───── Excerpted records ─────
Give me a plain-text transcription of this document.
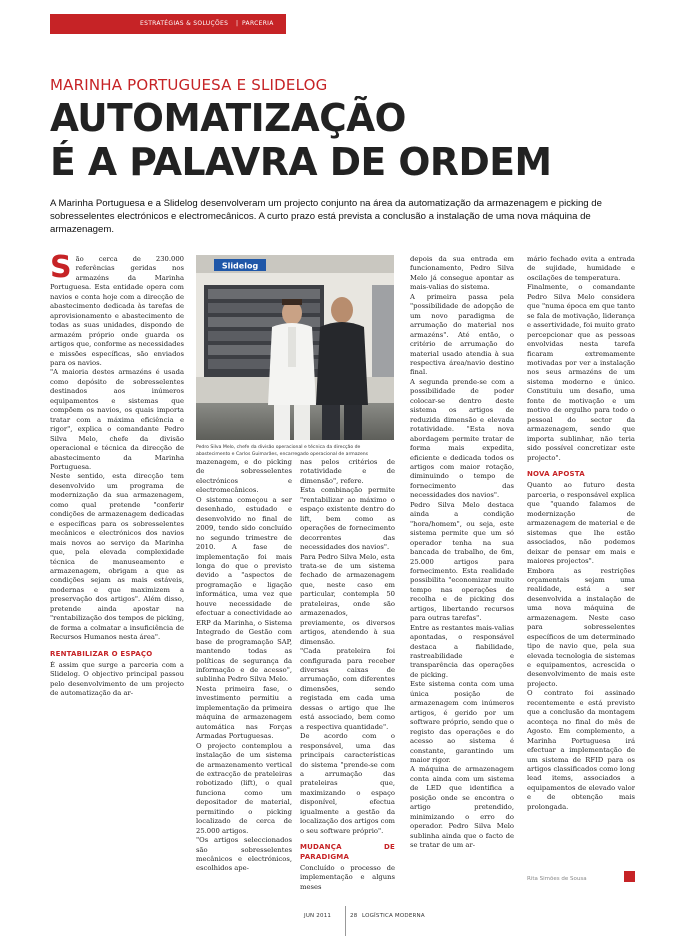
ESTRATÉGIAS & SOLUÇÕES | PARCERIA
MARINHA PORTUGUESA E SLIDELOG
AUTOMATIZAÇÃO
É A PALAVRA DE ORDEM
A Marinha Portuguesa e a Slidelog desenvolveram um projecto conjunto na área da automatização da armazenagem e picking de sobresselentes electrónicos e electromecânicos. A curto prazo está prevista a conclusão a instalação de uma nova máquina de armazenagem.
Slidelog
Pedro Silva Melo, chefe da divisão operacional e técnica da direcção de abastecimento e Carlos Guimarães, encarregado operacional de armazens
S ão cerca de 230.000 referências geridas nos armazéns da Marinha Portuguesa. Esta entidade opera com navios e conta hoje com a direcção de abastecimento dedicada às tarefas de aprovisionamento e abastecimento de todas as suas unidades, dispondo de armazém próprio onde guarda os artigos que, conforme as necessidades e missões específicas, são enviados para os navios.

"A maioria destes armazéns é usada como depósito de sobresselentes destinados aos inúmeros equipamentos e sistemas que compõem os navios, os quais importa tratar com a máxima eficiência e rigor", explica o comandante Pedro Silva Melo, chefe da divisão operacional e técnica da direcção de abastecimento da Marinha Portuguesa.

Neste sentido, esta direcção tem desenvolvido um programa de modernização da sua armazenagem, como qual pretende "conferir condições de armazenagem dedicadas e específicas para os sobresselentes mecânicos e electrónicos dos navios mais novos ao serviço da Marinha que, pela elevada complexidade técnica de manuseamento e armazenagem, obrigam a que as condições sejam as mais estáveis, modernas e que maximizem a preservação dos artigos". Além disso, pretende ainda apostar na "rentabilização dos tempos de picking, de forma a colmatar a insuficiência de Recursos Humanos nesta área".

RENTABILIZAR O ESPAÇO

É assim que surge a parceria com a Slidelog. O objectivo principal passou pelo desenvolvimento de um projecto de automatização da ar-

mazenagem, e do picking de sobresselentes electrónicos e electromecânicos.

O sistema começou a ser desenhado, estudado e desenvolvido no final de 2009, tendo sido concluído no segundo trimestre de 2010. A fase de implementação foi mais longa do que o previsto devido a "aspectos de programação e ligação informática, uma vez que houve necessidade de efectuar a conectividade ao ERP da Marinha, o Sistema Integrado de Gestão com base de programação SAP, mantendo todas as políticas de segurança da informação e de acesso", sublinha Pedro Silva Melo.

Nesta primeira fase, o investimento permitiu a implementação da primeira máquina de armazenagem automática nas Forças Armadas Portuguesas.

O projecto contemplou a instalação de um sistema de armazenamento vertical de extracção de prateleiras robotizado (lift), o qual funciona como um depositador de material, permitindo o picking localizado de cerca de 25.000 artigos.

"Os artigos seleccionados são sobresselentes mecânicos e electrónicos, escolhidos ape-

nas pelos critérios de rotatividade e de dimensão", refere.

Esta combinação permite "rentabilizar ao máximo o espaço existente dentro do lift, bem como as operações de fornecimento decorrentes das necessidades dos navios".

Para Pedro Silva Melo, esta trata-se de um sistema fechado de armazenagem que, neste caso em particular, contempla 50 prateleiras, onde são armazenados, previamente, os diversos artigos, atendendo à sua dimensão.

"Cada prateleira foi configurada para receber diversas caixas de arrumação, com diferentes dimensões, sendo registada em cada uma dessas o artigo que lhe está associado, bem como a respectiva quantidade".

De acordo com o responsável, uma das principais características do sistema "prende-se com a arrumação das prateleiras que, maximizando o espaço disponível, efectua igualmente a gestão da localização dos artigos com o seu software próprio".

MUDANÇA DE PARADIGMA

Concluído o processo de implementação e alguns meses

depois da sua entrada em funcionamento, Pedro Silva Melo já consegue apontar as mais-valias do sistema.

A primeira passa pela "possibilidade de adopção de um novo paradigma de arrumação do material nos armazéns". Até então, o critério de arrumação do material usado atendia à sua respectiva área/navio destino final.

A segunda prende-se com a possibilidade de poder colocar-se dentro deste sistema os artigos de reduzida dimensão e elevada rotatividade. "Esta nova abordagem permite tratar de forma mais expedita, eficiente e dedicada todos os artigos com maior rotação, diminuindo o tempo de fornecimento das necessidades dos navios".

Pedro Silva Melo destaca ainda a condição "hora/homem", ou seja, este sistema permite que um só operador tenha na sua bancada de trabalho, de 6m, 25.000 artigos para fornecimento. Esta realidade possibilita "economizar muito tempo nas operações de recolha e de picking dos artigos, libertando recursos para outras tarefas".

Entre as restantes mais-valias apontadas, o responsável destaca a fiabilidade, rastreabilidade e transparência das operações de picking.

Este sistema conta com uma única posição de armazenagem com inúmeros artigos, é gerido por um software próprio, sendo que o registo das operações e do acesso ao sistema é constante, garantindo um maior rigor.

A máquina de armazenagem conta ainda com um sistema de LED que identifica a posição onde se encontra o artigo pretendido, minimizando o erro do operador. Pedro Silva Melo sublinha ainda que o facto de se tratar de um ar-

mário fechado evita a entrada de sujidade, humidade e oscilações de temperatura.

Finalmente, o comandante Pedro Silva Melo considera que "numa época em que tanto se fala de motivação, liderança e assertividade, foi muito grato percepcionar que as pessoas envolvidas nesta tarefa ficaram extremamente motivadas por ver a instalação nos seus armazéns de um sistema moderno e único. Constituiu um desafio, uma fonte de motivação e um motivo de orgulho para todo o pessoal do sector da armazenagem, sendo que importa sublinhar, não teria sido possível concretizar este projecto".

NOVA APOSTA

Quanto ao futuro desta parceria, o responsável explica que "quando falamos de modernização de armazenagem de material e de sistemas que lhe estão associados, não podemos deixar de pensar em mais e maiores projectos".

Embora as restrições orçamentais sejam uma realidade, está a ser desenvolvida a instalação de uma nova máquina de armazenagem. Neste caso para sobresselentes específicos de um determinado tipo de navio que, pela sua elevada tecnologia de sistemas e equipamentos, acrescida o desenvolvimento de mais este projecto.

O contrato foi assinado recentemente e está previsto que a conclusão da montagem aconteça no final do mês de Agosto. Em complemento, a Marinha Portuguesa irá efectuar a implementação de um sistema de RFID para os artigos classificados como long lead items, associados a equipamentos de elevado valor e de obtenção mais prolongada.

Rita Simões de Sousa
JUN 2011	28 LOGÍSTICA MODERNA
─────
───── Excerpted records ─────
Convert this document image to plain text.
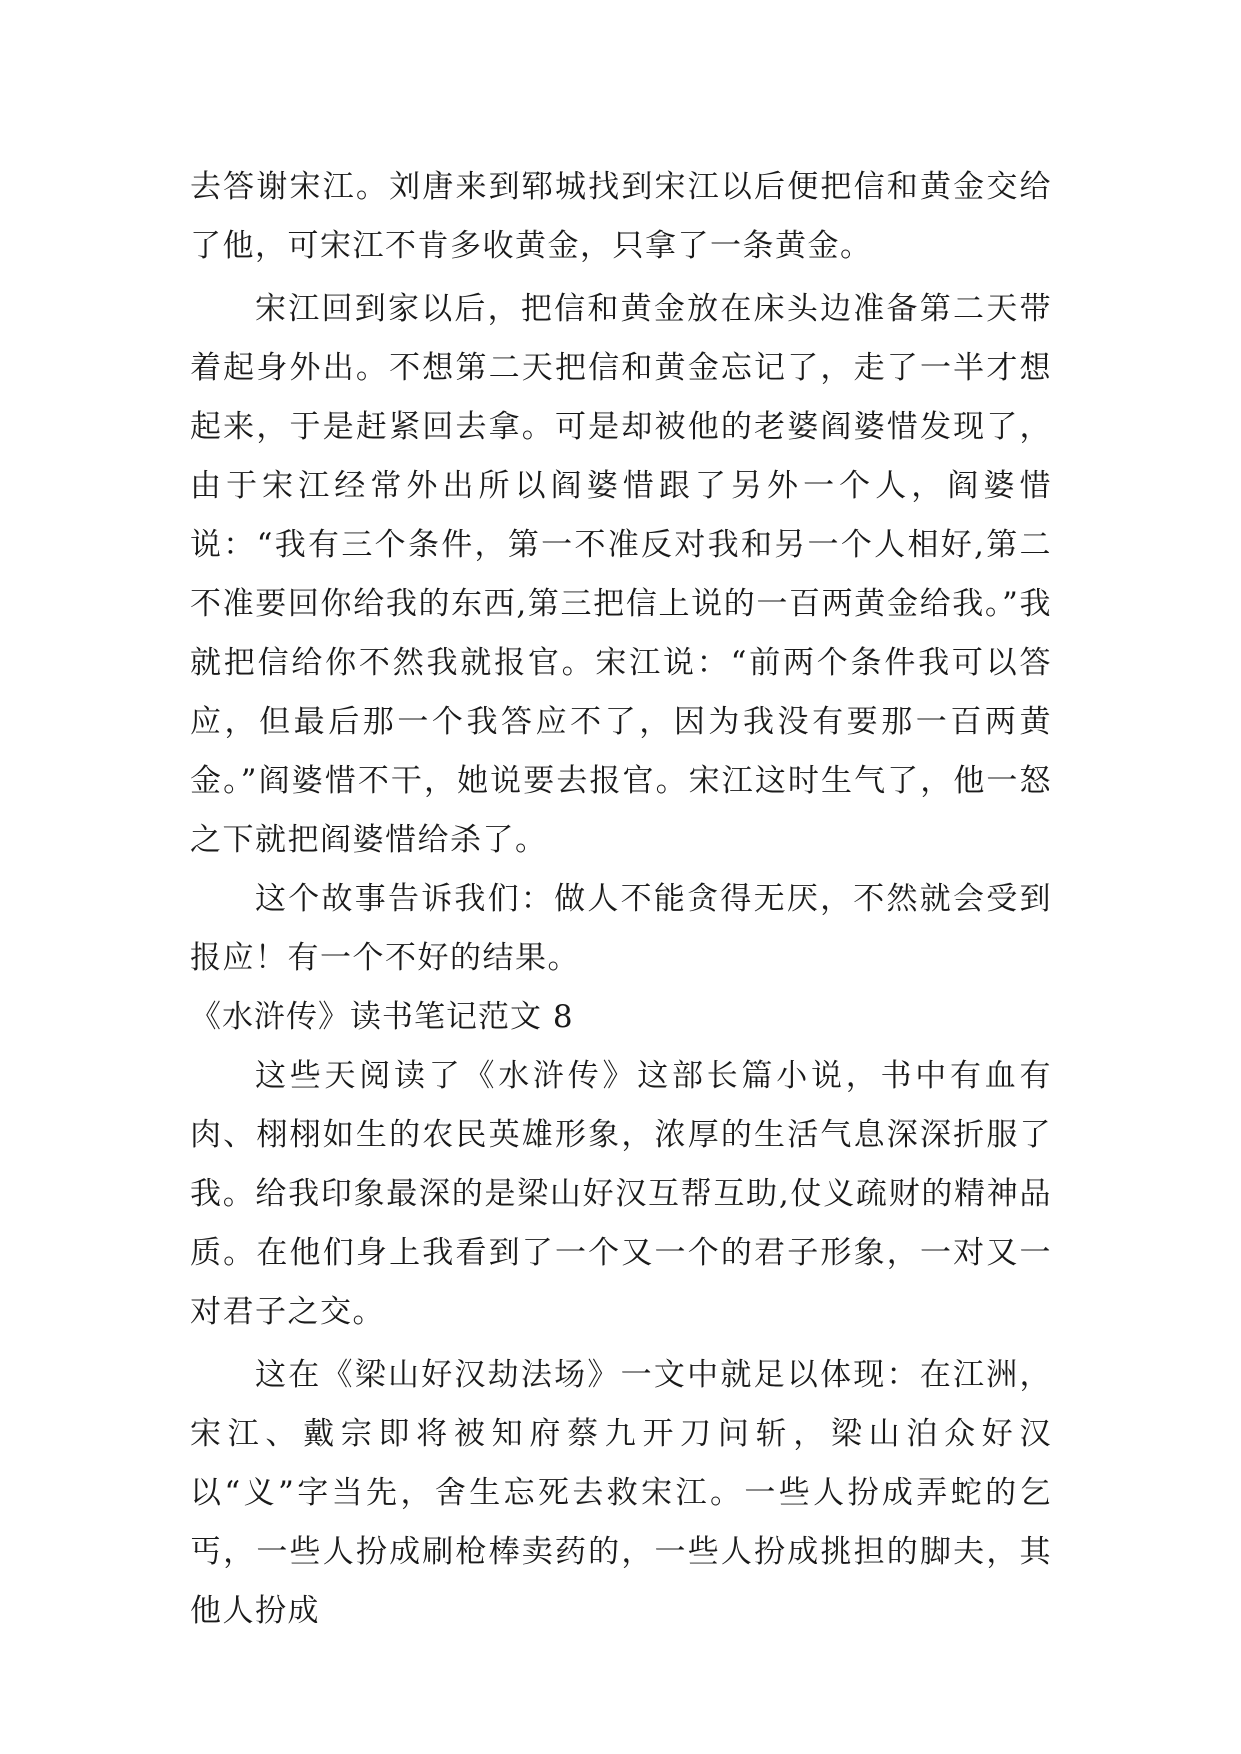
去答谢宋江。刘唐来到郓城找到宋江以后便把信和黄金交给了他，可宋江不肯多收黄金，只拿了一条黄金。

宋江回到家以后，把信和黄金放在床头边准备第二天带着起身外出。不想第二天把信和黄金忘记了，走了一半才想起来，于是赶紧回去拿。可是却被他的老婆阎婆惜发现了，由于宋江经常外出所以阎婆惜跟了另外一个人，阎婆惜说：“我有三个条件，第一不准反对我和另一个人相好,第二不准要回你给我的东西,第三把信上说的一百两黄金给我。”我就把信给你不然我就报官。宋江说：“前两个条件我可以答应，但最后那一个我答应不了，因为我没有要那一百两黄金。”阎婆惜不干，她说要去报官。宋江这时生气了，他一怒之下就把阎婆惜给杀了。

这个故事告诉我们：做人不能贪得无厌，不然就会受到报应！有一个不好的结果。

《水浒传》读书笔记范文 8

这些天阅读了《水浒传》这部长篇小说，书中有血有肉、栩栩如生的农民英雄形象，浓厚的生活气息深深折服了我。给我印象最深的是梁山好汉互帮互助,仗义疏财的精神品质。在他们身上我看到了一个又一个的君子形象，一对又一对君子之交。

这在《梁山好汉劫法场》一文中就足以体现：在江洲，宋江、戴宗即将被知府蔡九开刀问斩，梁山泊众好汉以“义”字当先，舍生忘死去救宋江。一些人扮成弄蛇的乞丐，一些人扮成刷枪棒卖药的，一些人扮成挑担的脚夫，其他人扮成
─────
In the listing, how many lines hold "entrada"? Answer with a bare number.

2